● SELECTED EXTRACT:

A potential explanation for this lack of consensus is the fact that most empirical work on the subject has utilized only consumption data, and not data on loans. The majority of this work has been framed in terms of a test of the life cycle - permanent income hypothesis, focusing on the excess sensitivity of consumption to expected labor income (see, for example, Hall and Mishkin (1982), Altonji and Siow (1987), Zeldes (1989), Runkle (1991)). The problem with this approach is that the interpretation of the results critically depends on explicit or implicit assumptions about the utility function. In particular, the inference of the existence of credit constraints often rests on the assumption of separability between consumption and leisure, which has been empirically rejected (Browning and Meghir (1991)).

● WRITTEN EXERCISE A: Repeat the dataset entries from the first one through the line containing "section-number: 1. xyxy=(67,285,82,306)", including both of those lines.
The passage above has no connection to the entries that come after it.

Dataset excerpt:
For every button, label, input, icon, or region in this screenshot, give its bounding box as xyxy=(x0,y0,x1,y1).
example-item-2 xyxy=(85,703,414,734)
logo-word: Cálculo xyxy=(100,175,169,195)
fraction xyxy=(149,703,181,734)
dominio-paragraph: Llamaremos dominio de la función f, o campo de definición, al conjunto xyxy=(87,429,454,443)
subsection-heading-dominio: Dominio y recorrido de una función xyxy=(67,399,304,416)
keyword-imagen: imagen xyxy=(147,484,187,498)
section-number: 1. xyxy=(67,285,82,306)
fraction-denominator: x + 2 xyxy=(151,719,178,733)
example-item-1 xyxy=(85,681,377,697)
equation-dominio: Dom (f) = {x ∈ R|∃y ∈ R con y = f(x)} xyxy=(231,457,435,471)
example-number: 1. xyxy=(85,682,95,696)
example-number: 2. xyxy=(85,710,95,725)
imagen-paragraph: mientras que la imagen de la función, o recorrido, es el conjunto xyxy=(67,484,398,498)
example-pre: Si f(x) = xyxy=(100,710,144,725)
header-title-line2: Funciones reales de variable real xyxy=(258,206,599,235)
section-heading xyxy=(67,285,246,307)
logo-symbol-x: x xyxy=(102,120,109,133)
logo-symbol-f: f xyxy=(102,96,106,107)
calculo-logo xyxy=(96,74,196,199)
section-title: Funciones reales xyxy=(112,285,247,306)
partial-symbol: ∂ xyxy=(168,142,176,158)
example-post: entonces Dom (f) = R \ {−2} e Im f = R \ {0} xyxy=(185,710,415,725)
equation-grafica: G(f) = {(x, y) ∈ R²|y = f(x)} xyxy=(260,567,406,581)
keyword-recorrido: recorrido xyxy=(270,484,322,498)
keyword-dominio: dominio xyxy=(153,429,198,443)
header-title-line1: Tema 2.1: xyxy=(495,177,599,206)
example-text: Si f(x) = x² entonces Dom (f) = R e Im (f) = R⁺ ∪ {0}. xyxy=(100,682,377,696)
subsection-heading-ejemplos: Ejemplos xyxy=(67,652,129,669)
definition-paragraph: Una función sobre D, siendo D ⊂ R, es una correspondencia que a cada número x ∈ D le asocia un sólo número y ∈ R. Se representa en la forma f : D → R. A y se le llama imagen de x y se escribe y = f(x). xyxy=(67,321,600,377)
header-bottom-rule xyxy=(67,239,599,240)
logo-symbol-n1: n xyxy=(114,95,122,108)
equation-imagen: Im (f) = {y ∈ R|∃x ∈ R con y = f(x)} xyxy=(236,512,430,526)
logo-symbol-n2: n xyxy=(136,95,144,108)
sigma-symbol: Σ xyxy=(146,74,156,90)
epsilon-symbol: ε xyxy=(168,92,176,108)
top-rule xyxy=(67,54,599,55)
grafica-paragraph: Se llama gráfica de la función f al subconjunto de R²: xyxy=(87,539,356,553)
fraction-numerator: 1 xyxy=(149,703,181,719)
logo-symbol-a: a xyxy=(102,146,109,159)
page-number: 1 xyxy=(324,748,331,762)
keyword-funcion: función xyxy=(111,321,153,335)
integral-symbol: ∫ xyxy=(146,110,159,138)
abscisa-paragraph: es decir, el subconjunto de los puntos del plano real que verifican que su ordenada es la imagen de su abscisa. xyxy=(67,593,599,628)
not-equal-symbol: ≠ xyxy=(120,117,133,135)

● WRITTEN EXERCISE B: Proceed with the passage on credit constraints and consumption, picking up right after its final sentence.

● REPLY A:
For every button, label, input, icon, or region in this screenshot, give its bounding box as xyxy=(x0,y0,x1,y1).
example-item-2 xyxy=(85,703,414,734)
logo-word: Cálculo xyxy=(100,175,169,195)
fraction xyxy=(149,703,181,734)
dominio-paragraph: Llamaremos dominio de la función f, o campo de definición, al conjunto xyxy=(87,429,454,443)
subsection-heading-dominio: Dominio y recorrido de una función xyxy=(67,399,304,416)
keyword-imagen: imagen xyxy=(147,484,187,498)
section-number: 1. xyxy=(67,285,82,306)

● REPLY B:
Departing from this tradition, Jappelli (1990) relied on survey questions to identify individuals who have been denied credit, or feel that they would have been denied, had they applied for it. Given that liquidity constraints are primarily restrictions placed on borrowing, it is rather surprising that none of the above papers have utilized data on borrowing behavior to examine the empirical relevance of credit rationing.1
This paper attempts to fill in this gap by proposing and implementing a novel approach for testing for borrowing constraints that exploits micro data on car loans. Our basic idea is that borrowing restrictions have specific implications for certain features of the demand for loans, and in particular for its interest rate and maturity elasticities. By empirically exploring these implications, one can shed light on the empirical significance of credit restrictions. The strength of this approach is that it does not rely on functional form assumptions concerning the utility function. It is particularly promising
1 More recently, another set of papers has tried to exploit the idea that in the presence of (at least partly) collaterizable loans (that are often used to finance durables), liquidity constraints introduce distortions in the intratemporal allocation of resources between durables and non-durables (Brugiavini and Weber (1992), Chah, Ramey and Starr (1995), Alessie, Devereux and Weber (1997)). But this idea was again implemented using only data on aggregate or household consumption.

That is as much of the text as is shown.